▶ _Requirements_: Copy each line exactly.

▶ _Records for processing_:
◆ ◆ ◆ ◆ ◆
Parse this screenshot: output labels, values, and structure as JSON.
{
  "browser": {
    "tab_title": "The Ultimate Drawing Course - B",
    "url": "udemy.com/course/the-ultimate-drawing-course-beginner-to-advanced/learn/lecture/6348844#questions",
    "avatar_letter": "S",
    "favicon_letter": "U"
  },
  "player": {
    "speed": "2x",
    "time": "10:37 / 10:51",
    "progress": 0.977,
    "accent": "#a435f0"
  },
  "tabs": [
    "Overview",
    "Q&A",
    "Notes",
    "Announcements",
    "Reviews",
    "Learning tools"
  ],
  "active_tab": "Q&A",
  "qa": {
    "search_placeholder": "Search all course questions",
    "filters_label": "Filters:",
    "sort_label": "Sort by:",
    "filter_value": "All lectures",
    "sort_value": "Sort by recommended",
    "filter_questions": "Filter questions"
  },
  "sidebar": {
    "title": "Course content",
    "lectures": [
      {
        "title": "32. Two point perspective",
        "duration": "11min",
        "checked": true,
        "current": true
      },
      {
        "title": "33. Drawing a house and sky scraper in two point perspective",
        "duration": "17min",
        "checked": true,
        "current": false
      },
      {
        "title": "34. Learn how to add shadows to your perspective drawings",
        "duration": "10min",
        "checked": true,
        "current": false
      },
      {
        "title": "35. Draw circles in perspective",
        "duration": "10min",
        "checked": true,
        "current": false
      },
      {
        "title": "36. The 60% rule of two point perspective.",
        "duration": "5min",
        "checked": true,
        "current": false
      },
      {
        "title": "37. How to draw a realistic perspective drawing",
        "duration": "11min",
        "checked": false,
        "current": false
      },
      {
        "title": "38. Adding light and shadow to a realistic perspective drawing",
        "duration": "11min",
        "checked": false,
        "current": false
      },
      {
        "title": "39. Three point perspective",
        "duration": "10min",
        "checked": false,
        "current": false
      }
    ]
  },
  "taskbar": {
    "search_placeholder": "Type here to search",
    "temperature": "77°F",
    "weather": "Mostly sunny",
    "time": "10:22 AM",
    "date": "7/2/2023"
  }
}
◆ ◆ ◆ ◆ ◆
▶ _Response_:
Parse this screenshot: output labels, values, and structure as JSON.
{
  "browser": {
    "tab_title": "The Ultimate Drawing Course - B",
    "url": "udemy.com/course/the-ultimate-drawing-course-beginner-to-advanced/learn/lecture/6348844#questions",
    "avatar_letter": "S",
    "favicon_letter": "U"
  },
  "player": {
    "speed": "2x",
    "time": "10:37 / 10:51",
    "progress": 0.977,
    "accent": "#a435f0"
  },
  "tabs": [
    "Overview",
    "Q&A",
    "Notes",
    "Announcements",
    "Reviews",
    "Learning tools"
  ],
  "active_tab": "Q&A",
  "qa": {
    "search_placeholder": "Search all course questions",
    "filters_label": "Filters:",
    "sort_label": "Sort by:",
    "filter_value": "All lectures",
    "sort_value": "Sort by recommended",
    "filter_questions": "Filter questions"
  },
  "sidebar": {
    "title": "Course content",
    "lectures": [
      {
        "title": "32. Two point perspective",
        "duration": "11min",
        "checked": true,
        "current": true
      },
      {
        "title": "33. Drawing a house and sky scraper in two point perspective",
        "duration": "17min",
        "checked": true,
        "current": false
      },
      {
        "title": "34. Learn how to add shadows to your perspective drawings",
        "duration": "10min",
        "checked": true,
        "current": false
      },
      {
        "title": "35. Draw circles in perspective",
        "duration": "10min",
        "checked": true,
        "current": false
      },
      {
        "title": "36. The 60% rule of two point perspective.",
        "duration": "5min",
        "checked": true,
        "current": false
      },
      {
        "title": "37. How to draw a realistic perspective drawing",
        "duration": "11min",
        "checked": false,
        "current": false
      },
      {
        "title": "38. Adding light and shadow to a realistic perspective drawing",
        "duration": "11min",
        "checked": false,
        "current": false
      },
      {
        "title": "39. Three point perspective",
        "duration": "10min",
        "checked": false,
        "current": false
      }
    ]
  },
  "taskbar": {
    "search_placeholder": "Type here to search",
    "temperature": "77°F",
    "weather": "Mostly sunny",
    "time": "10:22 AM",
    "date": "7/2/2023"
  }
}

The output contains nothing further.